*What needs to be done*
In the data that follows, count each line holding the string "права"; answer with the number only.

:: Supplied information ::

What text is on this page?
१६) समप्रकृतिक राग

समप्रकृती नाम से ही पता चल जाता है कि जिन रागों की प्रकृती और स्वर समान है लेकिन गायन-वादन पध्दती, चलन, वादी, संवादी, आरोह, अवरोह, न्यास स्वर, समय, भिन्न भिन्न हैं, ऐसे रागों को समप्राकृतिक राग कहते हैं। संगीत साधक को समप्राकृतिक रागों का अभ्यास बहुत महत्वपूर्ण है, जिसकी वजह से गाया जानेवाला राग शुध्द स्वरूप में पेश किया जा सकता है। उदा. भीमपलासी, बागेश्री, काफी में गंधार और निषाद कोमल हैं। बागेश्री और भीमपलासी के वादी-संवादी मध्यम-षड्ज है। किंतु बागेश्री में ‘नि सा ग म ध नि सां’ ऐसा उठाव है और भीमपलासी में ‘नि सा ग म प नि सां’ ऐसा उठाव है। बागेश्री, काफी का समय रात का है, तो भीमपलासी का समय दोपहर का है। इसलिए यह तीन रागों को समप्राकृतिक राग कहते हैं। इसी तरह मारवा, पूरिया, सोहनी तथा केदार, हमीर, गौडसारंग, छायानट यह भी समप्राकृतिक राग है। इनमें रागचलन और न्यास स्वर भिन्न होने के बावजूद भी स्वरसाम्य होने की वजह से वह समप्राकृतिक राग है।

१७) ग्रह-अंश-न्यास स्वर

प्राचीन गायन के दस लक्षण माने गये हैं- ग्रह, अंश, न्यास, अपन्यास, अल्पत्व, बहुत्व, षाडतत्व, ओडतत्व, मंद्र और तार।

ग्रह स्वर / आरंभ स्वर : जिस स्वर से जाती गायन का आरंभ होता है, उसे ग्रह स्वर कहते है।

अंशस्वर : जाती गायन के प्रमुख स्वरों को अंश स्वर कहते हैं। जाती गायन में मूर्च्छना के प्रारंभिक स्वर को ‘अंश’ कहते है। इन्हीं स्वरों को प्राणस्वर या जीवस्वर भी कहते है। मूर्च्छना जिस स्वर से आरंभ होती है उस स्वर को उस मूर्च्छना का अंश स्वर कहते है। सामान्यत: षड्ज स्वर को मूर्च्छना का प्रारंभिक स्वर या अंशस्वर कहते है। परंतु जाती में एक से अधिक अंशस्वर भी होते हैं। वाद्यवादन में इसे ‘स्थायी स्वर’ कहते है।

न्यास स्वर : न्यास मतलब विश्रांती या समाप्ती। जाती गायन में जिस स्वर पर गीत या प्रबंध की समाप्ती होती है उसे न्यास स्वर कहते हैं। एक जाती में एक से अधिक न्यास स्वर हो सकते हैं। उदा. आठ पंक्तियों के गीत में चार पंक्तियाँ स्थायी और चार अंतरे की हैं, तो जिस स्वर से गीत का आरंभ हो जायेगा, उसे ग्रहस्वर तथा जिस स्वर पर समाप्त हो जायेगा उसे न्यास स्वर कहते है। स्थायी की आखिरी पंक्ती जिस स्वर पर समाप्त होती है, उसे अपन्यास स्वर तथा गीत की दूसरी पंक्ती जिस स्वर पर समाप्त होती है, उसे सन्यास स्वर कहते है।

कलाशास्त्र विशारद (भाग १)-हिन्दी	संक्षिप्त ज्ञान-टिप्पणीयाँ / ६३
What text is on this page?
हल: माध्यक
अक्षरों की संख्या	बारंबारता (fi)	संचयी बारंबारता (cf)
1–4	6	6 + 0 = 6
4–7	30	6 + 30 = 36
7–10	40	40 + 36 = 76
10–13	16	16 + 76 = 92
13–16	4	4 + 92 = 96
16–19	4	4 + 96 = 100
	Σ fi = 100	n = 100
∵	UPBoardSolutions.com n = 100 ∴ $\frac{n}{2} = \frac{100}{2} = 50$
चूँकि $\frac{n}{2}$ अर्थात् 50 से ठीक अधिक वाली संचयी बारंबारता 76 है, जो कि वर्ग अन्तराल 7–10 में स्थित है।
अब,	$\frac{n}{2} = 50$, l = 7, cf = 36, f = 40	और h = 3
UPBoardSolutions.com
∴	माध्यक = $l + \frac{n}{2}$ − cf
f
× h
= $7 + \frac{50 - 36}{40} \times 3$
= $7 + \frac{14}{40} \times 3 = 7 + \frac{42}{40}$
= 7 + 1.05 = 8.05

:::
:: Supplied information ::

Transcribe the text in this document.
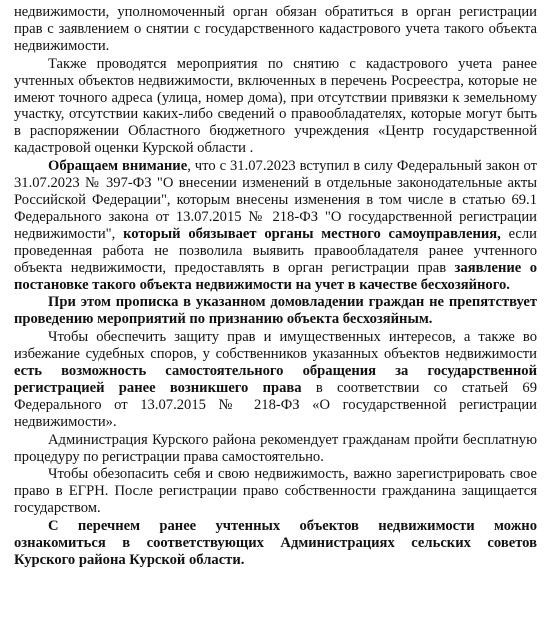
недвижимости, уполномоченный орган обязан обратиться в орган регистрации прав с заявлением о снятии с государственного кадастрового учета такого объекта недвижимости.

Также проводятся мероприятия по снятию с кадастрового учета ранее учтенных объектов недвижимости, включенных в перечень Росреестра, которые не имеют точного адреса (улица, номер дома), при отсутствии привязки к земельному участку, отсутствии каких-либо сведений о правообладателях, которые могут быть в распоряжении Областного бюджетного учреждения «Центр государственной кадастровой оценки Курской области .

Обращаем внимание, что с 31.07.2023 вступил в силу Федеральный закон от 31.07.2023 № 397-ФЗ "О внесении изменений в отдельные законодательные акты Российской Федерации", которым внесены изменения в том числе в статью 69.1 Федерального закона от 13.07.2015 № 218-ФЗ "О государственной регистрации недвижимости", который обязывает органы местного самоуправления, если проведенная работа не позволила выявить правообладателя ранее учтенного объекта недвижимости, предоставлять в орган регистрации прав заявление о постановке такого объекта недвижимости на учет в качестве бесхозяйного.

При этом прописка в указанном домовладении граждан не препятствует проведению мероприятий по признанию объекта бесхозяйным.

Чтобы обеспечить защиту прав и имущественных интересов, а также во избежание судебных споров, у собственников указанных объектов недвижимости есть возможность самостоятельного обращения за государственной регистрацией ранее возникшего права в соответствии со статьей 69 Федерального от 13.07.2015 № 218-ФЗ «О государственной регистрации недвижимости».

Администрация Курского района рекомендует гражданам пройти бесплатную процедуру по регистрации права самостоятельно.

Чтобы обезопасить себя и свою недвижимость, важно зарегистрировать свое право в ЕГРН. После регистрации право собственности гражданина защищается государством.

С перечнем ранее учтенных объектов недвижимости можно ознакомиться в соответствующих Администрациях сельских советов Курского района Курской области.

:::

*Written response*
2